*DATA FOR THIS EXERCISE:*
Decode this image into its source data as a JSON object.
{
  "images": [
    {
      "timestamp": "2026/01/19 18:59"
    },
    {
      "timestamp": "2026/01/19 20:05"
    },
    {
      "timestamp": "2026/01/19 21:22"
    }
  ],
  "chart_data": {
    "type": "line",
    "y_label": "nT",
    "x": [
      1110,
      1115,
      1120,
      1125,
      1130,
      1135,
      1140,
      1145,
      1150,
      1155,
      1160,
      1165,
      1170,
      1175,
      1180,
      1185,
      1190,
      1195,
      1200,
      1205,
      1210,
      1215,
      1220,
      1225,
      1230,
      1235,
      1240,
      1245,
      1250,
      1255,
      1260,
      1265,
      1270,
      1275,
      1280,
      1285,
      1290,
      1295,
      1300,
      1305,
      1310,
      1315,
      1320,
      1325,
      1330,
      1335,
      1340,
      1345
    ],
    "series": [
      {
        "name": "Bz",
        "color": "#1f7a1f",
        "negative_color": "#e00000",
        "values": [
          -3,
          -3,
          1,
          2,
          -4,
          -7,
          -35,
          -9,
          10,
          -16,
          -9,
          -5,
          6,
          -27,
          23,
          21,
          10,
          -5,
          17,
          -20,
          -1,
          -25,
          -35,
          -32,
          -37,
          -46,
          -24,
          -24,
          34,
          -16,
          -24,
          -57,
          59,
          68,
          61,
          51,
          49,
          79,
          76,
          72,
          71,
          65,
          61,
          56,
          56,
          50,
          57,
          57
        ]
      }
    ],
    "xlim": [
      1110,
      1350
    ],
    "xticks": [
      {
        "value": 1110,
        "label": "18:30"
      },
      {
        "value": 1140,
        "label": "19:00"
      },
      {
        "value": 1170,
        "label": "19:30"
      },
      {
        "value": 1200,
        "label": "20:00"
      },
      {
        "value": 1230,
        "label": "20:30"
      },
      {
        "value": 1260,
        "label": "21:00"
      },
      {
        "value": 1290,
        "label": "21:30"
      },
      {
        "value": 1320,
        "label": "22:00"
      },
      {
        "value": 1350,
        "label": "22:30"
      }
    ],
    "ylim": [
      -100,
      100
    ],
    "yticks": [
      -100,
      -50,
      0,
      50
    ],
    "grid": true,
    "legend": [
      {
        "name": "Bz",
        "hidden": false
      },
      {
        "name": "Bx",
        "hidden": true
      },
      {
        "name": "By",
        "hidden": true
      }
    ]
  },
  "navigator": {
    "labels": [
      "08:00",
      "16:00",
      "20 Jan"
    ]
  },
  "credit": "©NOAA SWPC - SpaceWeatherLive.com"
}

*GIVEN PROBLEM:* Extract the complete listing above, reproducing each line exactly.

*OUTPUT FOR THIS EXERCISE:*
Decode this image into its source data as a JSON object.
{
  "images": [
    {
      "timestamp": "2026/01/19 18:59"
    },
    {
      "timestamp": "2026/01/19 20:05"
    },
    {
      "timestamp": "2026/01/19 21:22"
    }
  ],
  "chart_data": {
    "type": "line",
    "y_label": "nT",
    "x": [
      1110,
      1115,
      1120,
      1125,
      1130,
      1135,
      1140,
      1145,
      1150,
      1155,
      1160,
      1165,
      1170,
      1175,
      1180,
      1185,
      1190,
      1195,
      1200,
      1205,
      1210,
      1215,
      1220,
      1225,
      1230,
      1235,
      1240,
      1245,
      1250,
      1255,
      1260,
      1265,
      1270,
      1275,
      1280,
      1285,
      1290,
      1295,
      1300,
      1305,
      1310,
      1315,
      1320,
      1325,
      1330,
      1335,
      1340,
      1345
    ],
    "series": [
      {
        "name": "Bz",
        "color": "#1f7a1f",
        "negative_color": "#e00000",
        "values": [
          -3,
          -3,
          1,
          2,
          -4,
          -7,
          -35,
          -9,
          10,
          -16,
          -9,
          -5,
          6,
          -27,
          23,
          21,
          10,
          -5,
          17,
          -20,
          -1,
          -25,
          -35,
          -32,
          -37,
          -46,
          -24,
          -24,
          34,
          -16,
          -24,
          -57,
          59,
          68,
          61,
          51,
          49,
          79,
          76,
          72,
          71,
          65,
          61,
          56,
          56,
          50,
          57,
          57
        ]
      }
    ],
    "xlim": [
      1110,
      1350
    ],
    "xticks": [
      {
        "value": 1110,
        "label": "18:30"
      },
      {
        "value": 1140,
        "label": "19:00"
      },
      {
        "value": 1170,
        "label": "19:30"
      },
      {
        "value": 1200,
        "label": "20:00"
      },
      {
        "value": 1230,
        "label": "20:30"
      },
      {
        "value": 1260,
        "label": "21:00"
      },
      {
        "value": 1290,
        "label": "21:30"
      },
      {
        "value": 1320,
        "label": "22:00"
      },
      {
        "value": 1350,
        "label": "22:30"
      }
    ],
    "ylim": [
      -100,
      100
    ],
    "yticks": [
      -100,
      -50,
      0,
      50
    ],
    "grid": true,
    "legend": [
      {
        "name": "Bz",
        "hidden": false
      },
      {
        "name": "Bx",
        "hidden": true
      },
      {
        "name": "By",
        "hidden": true
      }
    ]
  },
  "navigator": {
    "labels": [
      "08:00",
      "16:00",
      "20 Jan"
    ]
  },
  "credit": "©NOAA SWPC - SpaceWeatherLive.com"
}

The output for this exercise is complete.